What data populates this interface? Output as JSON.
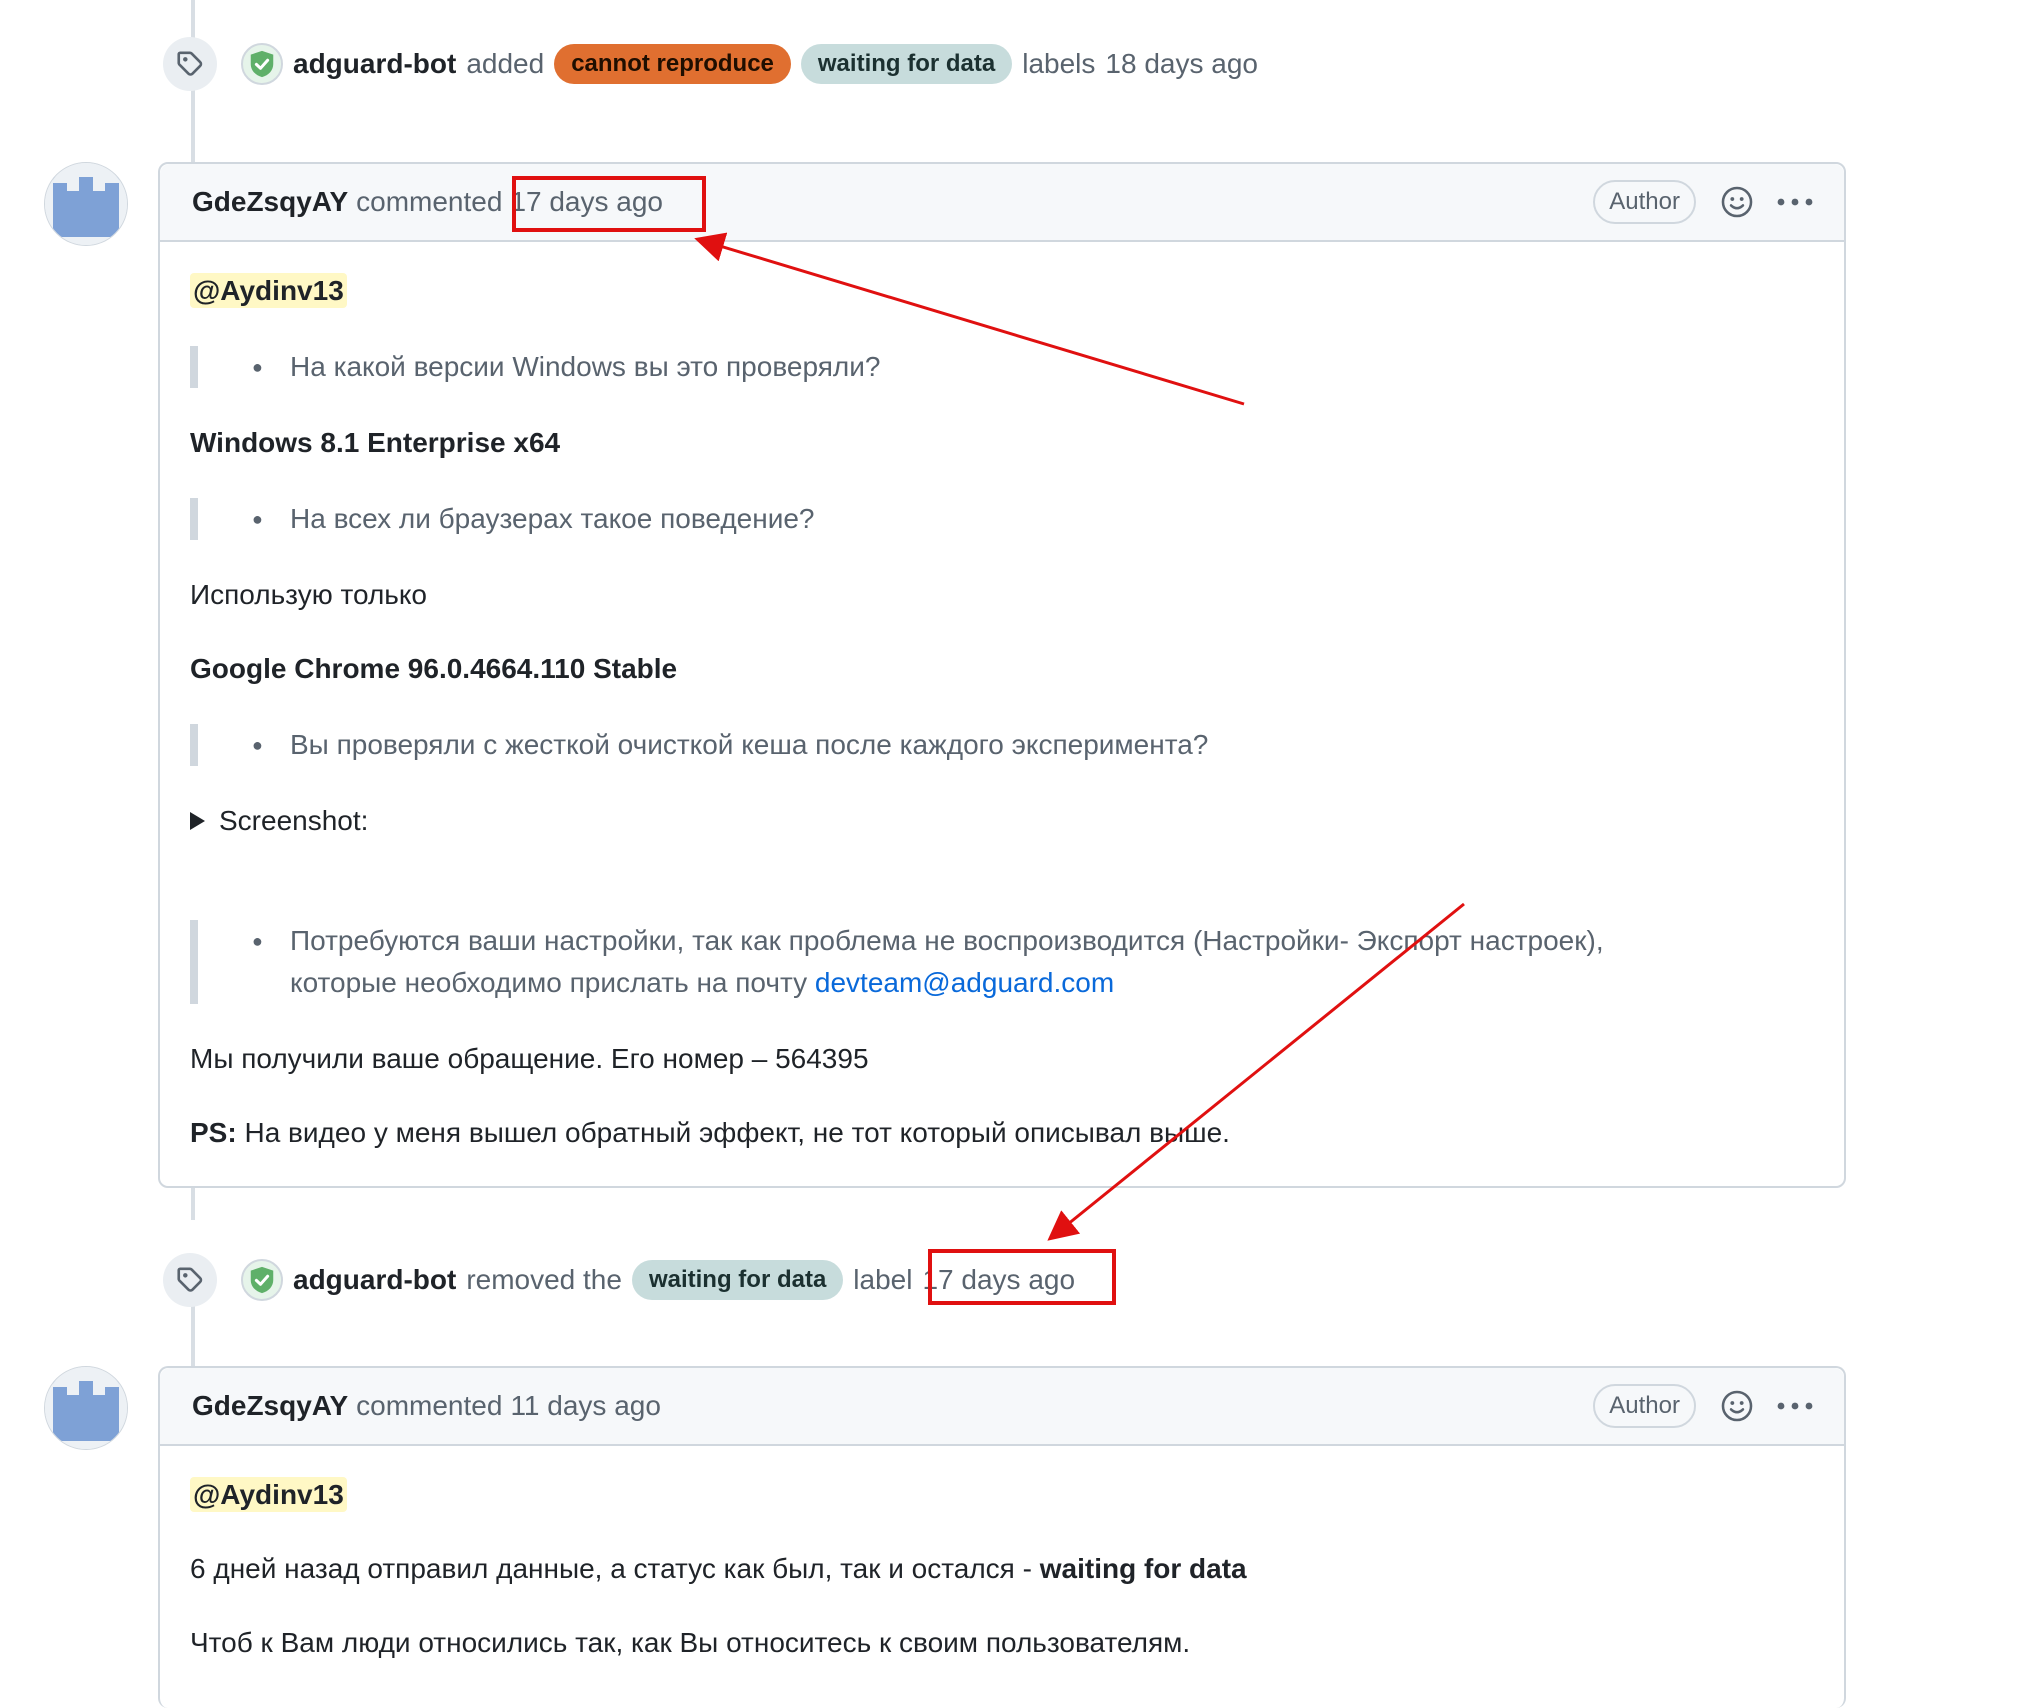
{
  "events": [
    {
      "actor": "adguard-bot",
      "verb": "added",
      "labels": [
        {
          "text": "cannot reproduce",
          "color": "#e06f30"
        },
        {
          "text": "waiting for data",
          "color": "#c7dcdc"
        }
      ],
      "suffix": "labels",
      "time": "18 days ago"
    },
    {
      "actor": "adguard-bot",
      "verb": "removed the",
      "labels": [
        {
          "text": "waiting for data",
          "color": "#c7dcdc"
        }
      ],
      "suffix": "label",
      "time": "17 days ago"
    }
  ],
  "comments": [
    {
      "author": "GdeZsqyAY",
      "verb": "commented",
      "time": "17 days ago",
      "badge": "Author",
      "mention": "@Aydinv13",
      "q1": "На какой версии Windows вы это проверяли?",
      "a1": "Windows 8.1 Enterprise x64",
      "q2": "На всех ли браузерах такое поведение?",
      "a2": "Использую только",
      "a3": "Google Chrome 96.0.4664.110 Stable",
      "q3": "Вы проверяли с жесткой очисткой кеша после каждого эксперимента?",
      "summary": "Screenshot:",
      "q4_line1": "Потребуются ваши настройки, так как проблема не воспроизводится (Настройки- Экспорт настроек),",
      "q4_line2": "которые необходимо прислать на почту",
      "q4_email": "devteam@adguard.com",
      "p1": "Мы получили ваше обращение. Его номер – 564395",
      "ps_label": "PS:",
      "ps_text": "На видео у меня вышел обратный эффект, не тот который описывал выше."
    },
    {
      "author": "GdeZsqyAY",
      "verb": "commented",
      "time": "11 days ago",
      "badge": "Author",
      "mention": "@Aydinv13",
      "p1_text": "6 дней назад отправил данные, а статус как был, так и остался -",
      "p1_bold": "waiting for data",
      "p2": "Чтоб к Вам люди относились так, как Вы относитесь к своим пользователям."
    }
  ],
  "colors": {
    "annotation": "#e01010",
    "avatar": "#7ea1d6",
    "link": "#0969da",
    "mention_bg": "#fff8c5"
  },
  "icons": [
    "tag-icon",
    "verified-check-icon",
    "smiley-icon",
    "kebab-menu-icon",
    "disclosure-triangle-icon"
  ]
}
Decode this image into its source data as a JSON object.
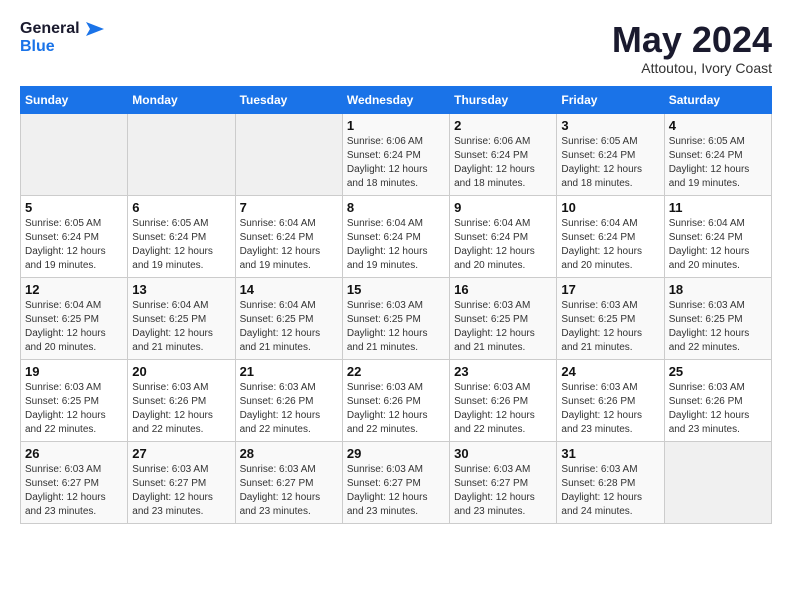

◇ ◇ ◇ ◇

* _WHAT TO DO_
Pick out all lines containing the string "days".

* _EXERCISE ANSWER_
      "time": "18 days ago"
      "time": "17 days ago"
      "time": "17 days ago",
      "time": "11 days ago",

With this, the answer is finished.